_EXTRACTED MATERIAL_.
.....

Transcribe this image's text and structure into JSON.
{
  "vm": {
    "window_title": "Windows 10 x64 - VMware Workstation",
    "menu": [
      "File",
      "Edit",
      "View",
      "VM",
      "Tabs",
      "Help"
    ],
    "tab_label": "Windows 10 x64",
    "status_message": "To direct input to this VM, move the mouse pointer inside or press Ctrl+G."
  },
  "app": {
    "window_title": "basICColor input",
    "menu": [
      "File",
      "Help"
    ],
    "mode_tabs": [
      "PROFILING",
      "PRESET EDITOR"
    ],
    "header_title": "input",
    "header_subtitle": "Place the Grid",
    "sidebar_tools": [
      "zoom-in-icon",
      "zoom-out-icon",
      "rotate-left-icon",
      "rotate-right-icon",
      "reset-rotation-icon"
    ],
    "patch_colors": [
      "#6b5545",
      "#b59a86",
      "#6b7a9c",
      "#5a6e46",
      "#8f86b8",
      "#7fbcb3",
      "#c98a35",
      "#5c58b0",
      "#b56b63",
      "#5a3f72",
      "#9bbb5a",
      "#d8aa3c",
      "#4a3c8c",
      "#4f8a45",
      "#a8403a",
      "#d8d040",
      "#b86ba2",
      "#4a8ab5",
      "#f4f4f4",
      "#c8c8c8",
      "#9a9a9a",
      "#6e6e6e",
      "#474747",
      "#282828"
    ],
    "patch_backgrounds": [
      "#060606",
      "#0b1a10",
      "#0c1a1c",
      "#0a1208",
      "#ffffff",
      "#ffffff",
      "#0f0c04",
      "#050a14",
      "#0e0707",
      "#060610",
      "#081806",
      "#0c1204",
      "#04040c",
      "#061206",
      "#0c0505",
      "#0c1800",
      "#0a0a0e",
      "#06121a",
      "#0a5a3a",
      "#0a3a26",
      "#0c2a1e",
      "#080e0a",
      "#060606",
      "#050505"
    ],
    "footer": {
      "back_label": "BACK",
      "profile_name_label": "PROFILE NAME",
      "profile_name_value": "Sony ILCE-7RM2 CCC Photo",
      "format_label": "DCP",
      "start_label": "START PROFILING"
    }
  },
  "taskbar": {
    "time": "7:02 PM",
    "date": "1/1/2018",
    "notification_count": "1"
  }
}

.....

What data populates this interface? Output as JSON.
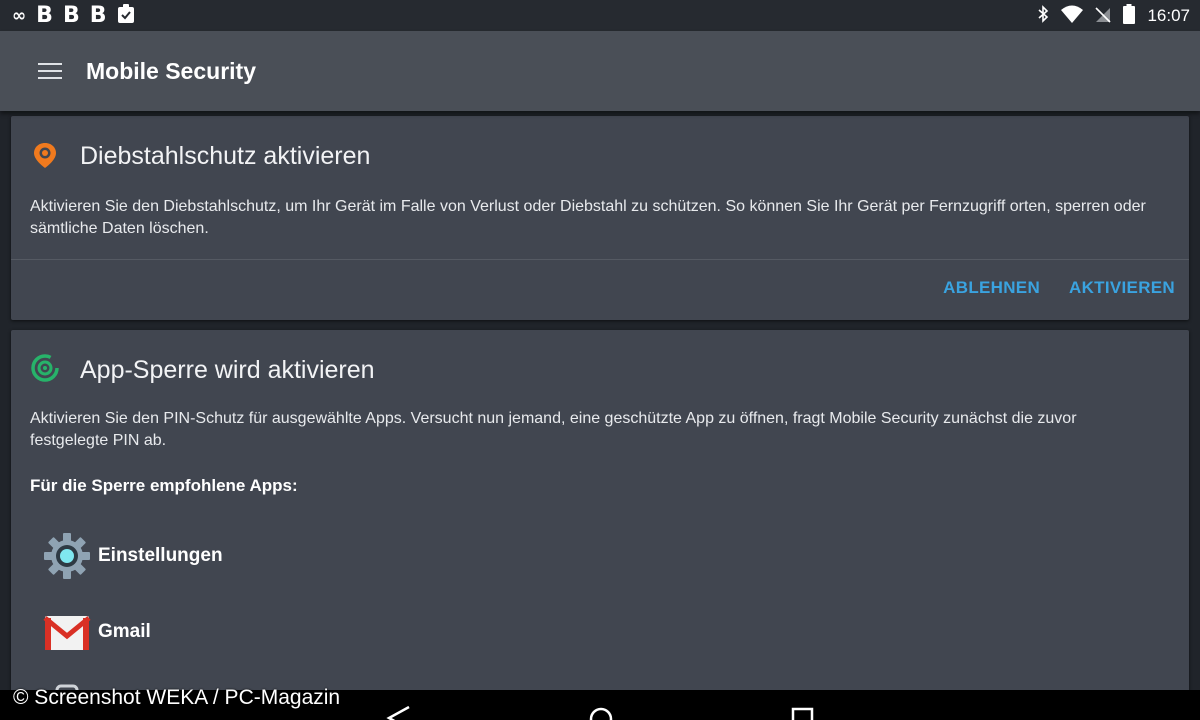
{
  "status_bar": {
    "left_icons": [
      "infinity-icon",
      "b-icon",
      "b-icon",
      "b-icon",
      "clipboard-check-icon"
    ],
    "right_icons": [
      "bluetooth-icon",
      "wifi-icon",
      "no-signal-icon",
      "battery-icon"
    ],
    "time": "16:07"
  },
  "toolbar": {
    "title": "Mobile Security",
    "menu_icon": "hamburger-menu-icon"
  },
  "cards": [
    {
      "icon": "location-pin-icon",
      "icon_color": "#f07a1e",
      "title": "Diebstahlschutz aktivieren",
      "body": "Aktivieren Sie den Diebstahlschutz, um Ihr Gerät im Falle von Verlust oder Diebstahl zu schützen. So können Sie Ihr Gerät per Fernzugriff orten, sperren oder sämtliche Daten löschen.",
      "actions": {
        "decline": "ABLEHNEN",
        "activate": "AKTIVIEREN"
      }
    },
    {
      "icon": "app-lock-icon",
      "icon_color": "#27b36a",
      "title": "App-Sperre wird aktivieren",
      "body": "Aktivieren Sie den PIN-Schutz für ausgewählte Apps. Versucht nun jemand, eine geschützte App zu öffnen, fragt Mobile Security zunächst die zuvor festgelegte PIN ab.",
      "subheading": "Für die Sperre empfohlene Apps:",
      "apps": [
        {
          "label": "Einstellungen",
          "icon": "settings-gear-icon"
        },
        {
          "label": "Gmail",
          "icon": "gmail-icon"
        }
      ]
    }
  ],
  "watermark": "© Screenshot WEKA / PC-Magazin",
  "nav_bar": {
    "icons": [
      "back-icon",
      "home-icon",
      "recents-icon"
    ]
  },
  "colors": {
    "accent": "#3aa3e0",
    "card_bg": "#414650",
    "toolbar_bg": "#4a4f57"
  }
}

.....

_OBJECTIVE_. Your answer should be only a number: how many lines of the data above contain the string "Security"?

_REPLY_. 2